§ **Brief**
Search the data for the word "cluster" and copy every line where it occurs.

[Recorded data]
*****
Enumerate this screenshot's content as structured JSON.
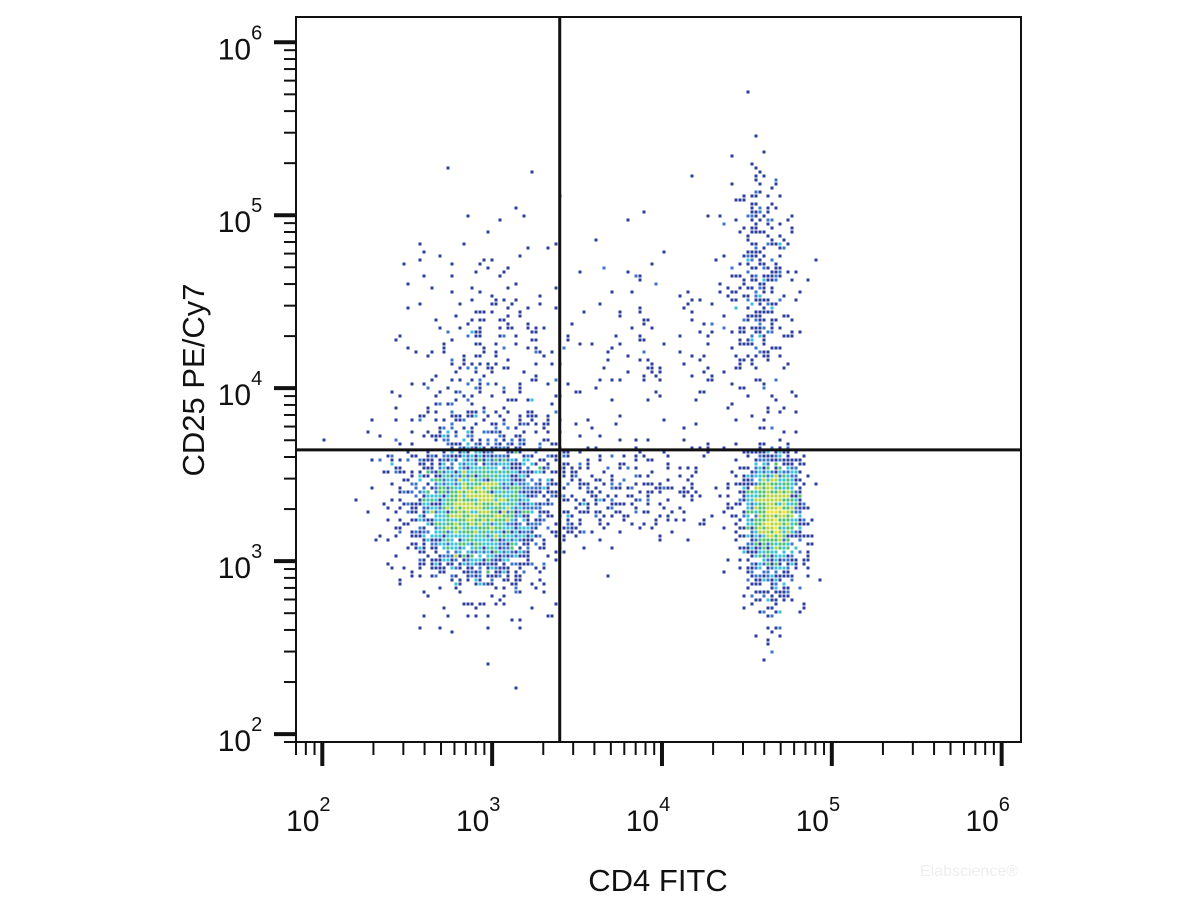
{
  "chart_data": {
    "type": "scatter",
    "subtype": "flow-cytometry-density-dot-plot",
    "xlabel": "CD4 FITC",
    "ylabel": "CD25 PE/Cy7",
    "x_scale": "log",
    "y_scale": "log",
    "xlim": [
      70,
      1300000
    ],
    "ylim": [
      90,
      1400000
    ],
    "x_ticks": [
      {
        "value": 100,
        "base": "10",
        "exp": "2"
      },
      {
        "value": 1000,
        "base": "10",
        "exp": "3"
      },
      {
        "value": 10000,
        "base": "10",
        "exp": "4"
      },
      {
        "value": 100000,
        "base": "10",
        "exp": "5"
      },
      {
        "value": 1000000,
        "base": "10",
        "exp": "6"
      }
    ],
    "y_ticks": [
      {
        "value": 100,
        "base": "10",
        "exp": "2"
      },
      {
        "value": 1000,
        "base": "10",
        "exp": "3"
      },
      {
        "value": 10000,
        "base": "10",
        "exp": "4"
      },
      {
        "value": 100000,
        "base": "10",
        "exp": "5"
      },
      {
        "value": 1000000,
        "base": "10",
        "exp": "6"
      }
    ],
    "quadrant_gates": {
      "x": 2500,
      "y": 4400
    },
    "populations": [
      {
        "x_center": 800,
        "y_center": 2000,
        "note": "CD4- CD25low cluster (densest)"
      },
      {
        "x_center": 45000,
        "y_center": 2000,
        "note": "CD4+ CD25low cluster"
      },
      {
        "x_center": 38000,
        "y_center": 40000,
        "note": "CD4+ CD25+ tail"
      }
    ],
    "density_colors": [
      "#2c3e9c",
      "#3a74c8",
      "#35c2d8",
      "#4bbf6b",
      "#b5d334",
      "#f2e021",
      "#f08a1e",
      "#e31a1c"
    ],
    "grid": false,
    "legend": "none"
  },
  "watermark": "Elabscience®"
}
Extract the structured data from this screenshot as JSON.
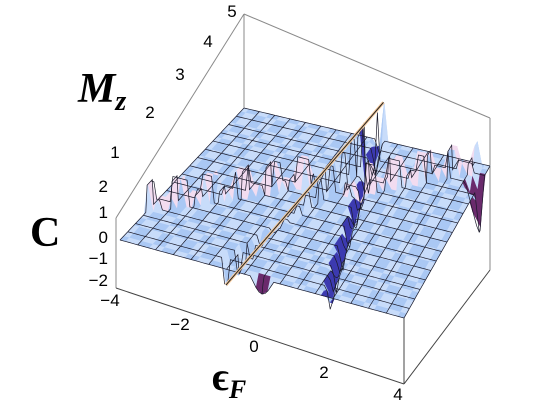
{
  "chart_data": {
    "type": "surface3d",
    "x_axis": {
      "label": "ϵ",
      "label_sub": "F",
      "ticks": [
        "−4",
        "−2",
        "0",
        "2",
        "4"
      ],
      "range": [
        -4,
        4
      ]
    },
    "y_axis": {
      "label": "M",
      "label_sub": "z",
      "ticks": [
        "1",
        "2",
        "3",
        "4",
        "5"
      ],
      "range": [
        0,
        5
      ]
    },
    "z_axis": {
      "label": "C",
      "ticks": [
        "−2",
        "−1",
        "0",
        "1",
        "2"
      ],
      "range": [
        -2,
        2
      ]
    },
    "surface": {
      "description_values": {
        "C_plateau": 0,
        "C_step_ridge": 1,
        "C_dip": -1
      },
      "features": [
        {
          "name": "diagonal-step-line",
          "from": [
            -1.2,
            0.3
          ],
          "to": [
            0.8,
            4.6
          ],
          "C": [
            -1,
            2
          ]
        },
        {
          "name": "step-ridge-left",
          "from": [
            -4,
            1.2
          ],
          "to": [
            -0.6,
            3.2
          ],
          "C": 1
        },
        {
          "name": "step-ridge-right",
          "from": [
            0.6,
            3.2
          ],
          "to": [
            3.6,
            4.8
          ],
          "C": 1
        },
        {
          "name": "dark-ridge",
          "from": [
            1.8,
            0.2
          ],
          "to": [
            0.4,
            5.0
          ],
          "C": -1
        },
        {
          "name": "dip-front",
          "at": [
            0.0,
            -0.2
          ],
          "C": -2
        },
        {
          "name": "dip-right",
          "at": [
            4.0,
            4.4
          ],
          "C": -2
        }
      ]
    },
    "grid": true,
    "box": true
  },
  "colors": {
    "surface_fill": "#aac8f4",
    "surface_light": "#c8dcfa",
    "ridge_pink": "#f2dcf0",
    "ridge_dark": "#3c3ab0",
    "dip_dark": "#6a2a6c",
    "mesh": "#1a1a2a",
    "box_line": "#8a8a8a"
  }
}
*****
§ **Solved problem**
        "note": "CD4- CD25low cluster (densest)"
        "note": "CD4+ CD25low cluster"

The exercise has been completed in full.